» **WORK REQUIRED**:
Search the data below for the string "URLs". Extract every line that contains it.

Data items:
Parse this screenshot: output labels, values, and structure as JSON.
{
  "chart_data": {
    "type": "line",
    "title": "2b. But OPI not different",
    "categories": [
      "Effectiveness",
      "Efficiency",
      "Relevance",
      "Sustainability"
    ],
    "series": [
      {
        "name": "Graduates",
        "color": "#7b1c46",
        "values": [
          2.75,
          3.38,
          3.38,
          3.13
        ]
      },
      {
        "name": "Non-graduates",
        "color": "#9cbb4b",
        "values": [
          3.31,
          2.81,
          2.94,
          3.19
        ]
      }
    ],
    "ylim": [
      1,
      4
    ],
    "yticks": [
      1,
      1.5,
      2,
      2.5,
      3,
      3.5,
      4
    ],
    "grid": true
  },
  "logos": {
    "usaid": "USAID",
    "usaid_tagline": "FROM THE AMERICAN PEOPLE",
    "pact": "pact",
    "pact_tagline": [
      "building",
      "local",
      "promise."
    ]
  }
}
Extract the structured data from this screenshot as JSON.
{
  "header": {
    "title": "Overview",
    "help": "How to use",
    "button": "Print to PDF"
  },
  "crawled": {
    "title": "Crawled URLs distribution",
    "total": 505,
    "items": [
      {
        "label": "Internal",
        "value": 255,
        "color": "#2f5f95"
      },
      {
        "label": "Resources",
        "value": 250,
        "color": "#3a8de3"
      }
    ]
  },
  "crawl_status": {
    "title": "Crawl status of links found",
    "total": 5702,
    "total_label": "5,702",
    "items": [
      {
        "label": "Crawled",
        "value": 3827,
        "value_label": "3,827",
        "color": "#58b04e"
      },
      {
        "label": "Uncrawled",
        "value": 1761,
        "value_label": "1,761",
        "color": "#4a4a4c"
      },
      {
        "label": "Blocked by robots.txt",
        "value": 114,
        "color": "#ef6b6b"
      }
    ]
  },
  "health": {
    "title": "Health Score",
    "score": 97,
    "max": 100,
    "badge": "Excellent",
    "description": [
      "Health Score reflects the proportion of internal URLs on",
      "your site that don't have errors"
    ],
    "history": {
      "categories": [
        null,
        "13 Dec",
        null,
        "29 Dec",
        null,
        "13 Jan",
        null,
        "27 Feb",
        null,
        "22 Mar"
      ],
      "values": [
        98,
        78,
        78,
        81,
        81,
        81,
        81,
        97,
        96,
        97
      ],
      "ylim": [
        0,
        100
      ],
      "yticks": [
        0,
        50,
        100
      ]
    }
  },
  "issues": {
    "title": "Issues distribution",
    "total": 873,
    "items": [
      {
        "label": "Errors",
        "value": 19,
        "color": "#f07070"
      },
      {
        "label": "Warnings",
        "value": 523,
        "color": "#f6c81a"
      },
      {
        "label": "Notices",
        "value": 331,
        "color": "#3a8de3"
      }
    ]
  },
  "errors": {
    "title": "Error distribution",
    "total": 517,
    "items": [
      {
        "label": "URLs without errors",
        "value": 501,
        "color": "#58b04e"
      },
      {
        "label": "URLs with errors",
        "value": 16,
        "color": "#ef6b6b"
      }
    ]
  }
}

---

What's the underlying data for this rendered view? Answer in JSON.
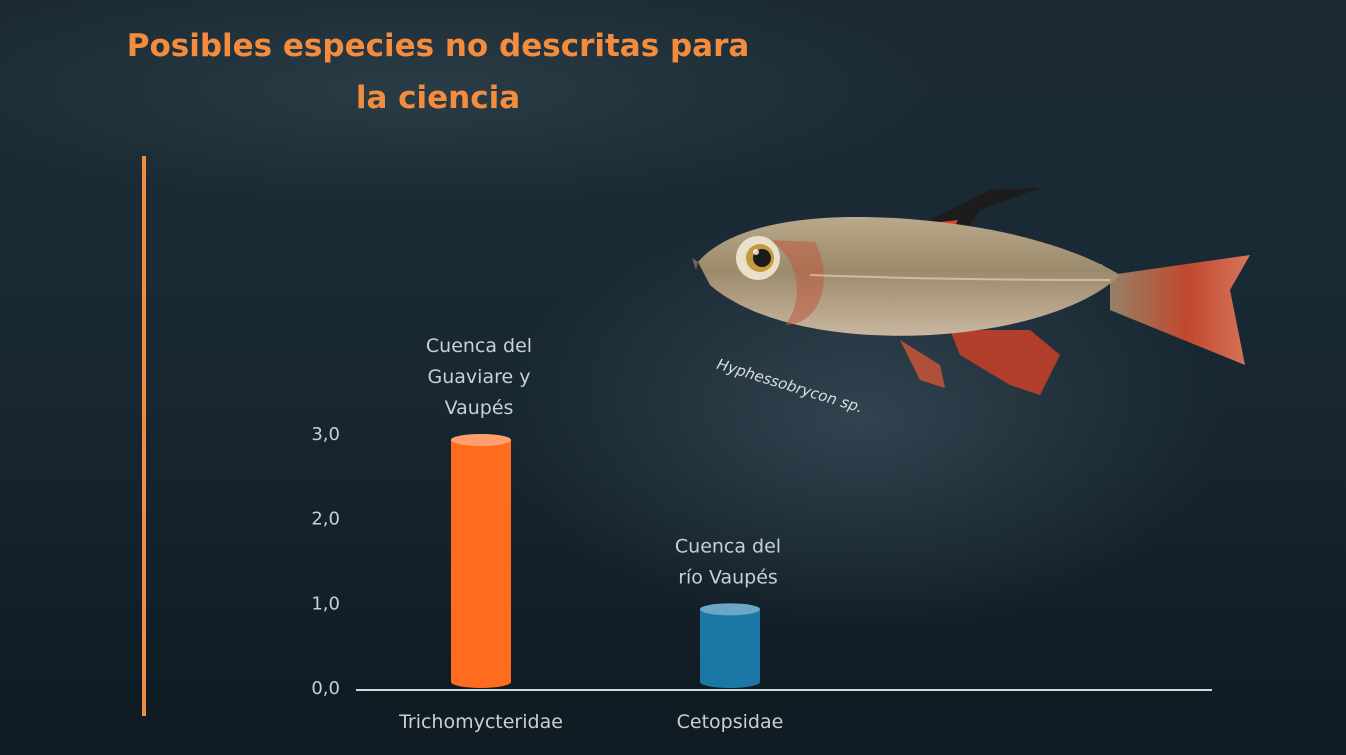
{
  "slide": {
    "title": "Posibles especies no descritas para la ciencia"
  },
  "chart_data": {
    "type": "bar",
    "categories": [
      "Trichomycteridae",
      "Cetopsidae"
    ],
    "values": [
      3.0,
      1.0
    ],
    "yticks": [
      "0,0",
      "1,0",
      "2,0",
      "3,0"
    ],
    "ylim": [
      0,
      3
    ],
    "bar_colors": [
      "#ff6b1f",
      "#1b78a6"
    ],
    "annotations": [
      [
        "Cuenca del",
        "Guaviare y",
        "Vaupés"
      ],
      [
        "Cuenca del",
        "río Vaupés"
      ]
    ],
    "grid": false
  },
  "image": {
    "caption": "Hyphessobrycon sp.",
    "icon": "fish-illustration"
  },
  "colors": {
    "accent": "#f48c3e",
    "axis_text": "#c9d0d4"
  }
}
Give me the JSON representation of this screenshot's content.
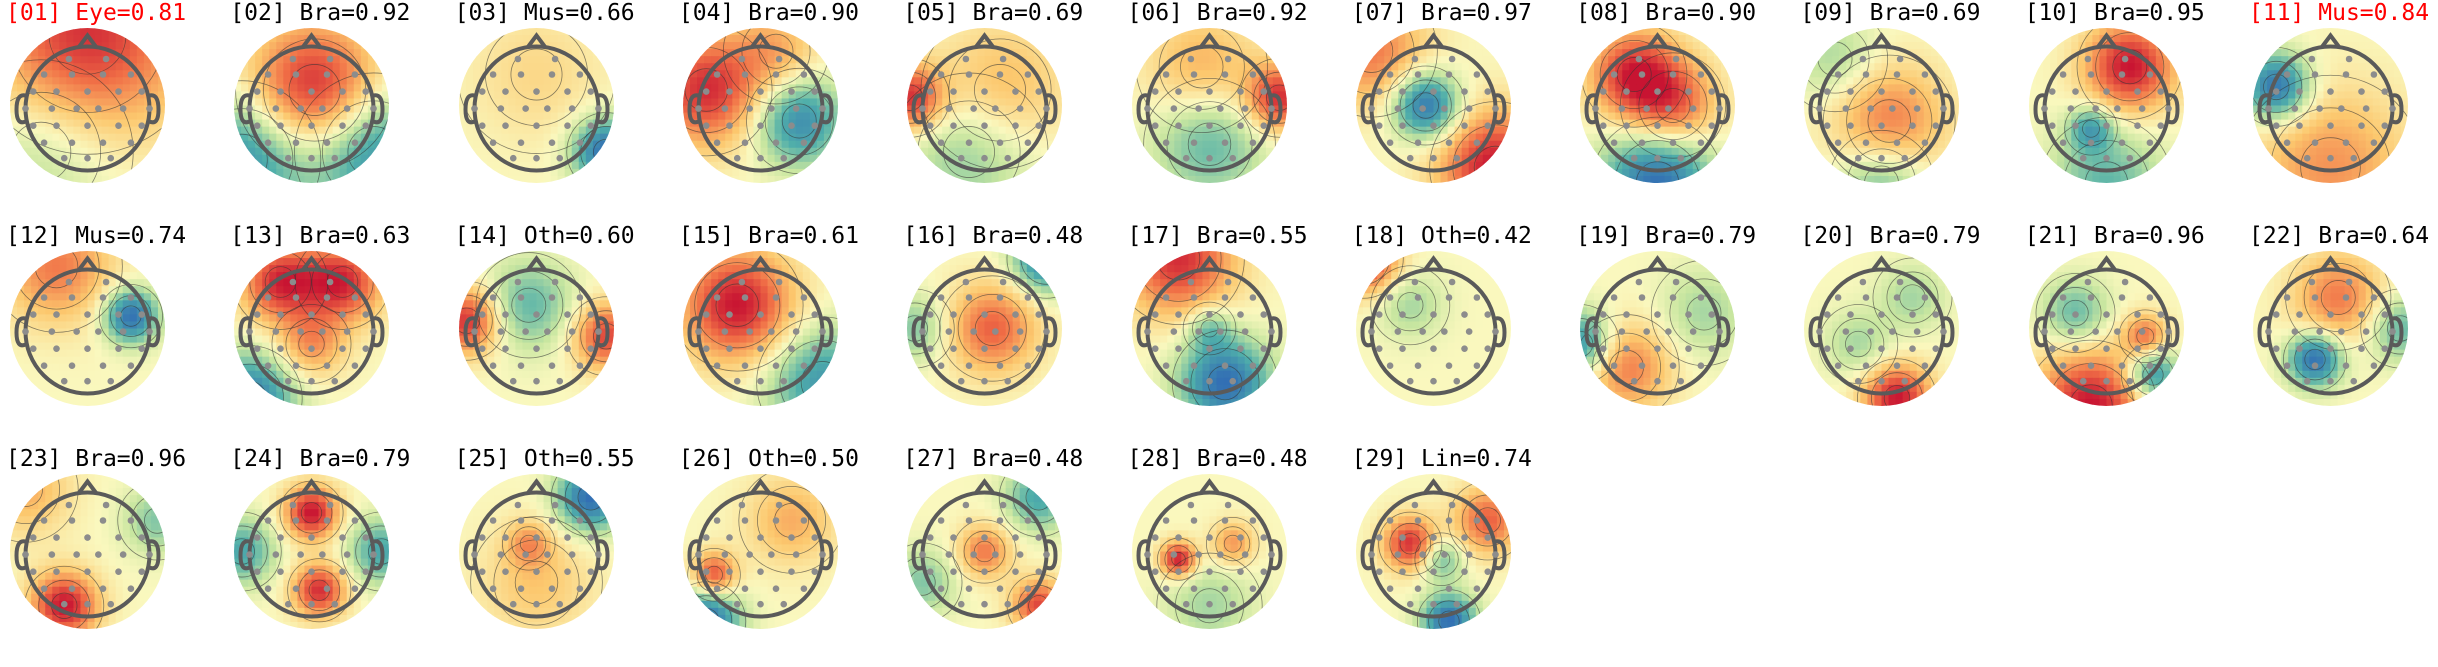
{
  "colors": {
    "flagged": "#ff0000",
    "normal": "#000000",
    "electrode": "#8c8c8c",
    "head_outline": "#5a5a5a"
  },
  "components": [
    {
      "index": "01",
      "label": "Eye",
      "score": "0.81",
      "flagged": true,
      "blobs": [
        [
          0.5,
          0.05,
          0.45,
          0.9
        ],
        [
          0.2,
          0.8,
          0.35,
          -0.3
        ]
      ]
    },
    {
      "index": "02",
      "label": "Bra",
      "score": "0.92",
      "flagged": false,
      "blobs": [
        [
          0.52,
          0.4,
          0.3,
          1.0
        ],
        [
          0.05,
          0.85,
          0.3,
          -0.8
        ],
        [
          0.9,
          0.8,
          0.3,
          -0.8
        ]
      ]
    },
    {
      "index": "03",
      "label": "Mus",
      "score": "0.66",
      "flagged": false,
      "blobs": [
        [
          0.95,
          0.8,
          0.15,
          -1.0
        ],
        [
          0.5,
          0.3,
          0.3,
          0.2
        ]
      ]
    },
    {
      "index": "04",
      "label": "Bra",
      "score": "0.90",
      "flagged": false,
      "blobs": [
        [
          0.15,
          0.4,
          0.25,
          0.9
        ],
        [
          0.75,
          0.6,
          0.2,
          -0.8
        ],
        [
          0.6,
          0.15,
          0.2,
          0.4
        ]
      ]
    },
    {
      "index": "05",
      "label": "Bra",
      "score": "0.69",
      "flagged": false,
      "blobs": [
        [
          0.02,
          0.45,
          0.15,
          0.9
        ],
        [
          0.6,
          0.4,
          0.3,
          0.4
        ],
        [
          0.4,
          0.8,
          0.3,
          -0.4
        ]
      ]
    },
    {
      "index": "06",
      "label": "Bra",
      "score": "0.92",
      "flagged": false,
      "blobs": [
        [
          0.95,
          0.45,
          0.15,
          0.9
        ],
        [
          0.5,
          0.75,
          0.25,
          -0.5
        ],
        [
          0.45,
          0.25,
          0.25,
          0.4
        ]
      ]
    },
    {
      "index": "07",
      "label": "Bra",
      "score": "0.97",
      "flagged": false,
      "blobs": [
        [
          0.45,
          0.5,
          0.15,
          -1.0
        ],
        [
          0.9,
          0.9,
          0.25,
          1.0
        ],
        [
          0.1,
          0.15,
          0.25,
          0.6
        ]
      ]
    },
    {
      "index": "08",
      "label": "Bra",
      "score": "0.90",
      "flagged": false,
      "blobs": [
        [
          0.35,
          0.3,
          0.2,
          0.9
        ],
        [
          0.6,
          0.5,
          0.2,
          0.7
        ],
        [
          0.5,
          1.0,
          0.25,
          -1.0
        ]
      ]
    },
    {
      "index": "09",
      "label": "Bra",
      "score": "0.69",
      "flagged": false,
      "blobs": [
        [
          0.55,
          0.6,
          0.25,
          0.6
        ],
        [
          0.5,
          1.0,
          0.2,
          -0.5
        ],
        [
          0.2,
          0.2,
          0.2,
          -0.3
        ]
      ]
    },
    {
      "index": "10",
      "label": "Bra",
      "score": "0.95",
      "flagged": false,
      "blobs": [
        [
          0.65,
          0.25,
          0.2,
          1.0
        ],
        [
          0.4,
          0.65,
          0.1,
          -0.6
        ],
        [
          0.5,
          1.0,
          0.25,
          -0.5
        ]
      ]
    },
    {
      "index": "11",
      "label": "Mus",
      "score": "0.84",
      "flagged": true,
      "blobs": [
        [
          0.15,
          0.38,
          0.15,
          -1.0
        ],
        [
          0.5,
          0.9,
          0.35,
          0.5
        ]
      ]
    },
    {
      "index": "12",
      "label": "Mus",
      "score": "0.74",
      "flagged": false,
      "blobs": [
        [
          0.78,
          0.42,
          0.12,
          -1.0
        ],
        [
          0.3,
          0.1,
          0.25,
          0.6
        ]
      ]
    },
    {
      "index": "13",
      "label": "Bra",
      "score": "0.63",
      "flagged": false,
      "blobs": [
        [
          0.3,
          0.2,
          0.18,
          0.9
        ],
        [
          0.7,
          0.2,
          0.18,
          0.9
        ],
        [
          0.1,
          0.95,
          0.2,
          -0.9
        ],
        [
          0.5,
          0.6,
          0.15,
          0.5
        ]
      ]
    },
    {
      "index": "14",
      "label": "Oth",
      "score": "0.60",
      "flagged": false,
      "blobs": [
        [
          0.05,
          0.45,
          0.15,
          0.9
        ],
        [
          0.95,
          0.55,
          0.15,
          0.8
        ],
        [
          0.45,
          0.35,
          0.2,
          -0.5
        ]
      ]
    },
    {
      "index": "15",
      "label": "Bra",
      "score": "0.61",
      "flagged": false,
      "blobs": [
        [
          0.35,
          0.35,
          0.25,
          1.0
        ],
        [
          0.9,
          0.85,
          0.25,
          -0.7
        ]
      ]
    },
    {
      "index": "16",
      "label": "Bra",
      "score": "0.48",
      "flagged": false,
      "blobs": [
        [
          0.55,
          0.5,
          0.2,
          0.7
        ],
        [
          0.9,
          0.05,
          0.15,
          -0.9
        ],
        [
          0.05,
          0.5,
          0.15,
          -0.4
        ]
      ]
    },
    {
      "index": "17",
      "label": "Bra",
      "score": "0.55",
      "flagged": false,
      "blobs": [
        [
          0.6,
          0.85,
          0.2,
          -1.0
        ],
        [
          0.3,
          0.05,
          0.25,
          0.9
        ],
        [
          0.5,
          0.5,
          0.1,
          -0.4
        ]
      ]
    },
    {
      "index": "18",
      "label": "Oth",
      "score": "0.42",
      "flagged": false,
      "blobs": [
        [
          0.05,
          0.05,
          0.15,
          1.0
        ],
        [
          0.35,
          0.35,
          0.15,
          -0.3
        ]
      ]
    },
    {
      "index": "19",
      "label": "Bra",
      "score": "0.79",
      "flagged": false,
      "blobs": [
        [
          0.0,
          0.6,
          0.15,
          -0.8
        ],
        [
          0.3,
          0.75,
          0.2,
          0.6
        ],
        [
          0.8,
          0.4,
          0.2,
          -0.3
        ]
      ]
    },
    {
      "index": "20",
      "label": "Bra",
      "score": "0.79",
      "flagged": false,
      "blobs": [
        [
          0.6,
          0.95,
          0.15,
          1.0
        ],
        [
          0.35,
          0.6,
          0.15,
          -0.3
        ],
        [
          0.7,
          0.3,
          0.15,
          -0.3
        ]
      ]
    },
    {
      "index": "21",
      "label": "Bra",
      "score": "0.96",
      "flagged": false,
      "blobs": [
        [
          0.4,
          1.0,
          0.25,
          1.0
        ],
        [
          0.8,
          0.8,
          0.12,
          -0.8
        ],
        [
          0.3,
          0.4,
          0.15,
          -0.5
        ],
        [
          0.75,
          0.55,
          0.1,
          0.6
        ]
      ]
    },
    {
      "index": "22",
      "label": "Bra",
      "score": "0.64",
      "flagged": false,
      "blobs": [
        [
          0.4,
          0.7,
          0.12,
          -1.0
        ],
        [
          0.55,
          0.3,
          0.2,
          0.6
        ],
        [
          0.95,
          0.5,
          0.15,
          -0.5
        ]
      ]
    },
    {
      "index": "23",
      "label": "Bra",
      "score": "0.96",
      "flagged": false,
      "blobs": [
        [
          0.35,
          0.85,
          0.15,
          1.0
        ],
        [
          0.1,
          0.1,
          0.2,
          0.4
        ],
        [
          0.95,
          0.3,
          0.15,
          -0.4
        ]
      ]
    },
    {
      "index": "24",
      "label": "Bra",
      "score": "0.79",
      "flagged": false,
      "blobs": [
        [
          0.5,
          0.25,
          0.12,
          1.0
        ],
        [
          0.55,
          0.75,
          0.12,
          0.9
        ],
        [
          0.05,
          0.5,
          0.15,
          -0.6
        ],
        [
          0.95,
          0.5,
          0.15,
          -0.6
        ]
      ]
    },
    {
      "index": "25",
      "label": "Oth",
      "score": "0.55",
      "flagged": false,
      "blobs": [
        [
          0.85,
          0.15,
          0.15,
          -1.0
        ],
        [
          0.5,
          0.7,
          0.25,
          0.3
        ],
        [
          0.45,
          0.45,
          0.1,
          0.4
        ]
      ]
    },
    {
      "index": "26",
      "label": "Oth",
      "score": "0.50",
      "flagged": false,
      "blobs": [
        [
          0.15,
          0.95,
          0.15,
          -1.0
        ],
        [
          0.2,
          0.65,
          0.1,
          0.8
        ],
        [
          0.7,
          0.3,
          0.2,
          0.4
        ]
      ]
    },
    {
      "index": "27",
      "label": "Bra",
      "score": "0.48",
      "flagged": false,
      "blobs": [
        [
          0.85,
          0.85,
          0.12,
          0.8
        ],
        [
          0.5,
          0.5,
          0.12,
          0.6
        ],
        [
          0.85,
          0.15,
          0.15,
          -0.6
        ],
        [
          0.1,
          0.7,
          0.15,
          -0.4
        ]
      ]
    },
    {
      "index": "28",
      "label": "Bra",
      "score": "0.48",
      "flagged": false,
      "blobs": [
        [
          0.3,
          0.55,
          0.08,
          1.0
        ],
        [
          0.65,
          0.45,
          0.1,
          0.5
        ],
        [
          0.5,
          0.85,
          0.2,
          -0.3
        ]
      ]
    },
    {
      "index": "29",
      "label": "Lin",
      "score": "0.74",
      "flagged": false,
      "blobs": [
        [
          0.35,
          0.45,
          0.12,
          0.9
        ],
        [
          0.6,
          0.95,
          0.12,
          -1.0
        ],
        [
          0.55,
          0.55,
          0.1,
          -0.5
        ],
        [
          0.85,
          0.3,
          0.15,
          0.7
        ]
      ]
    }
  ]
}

» **PROBLEM SOLUTION**:
    "title": "Crawled URLs distribution",
      "Health Score reflects the proportion of internal URLs on",
        "label": "URLs without errors",
        "label": "URLs with errors",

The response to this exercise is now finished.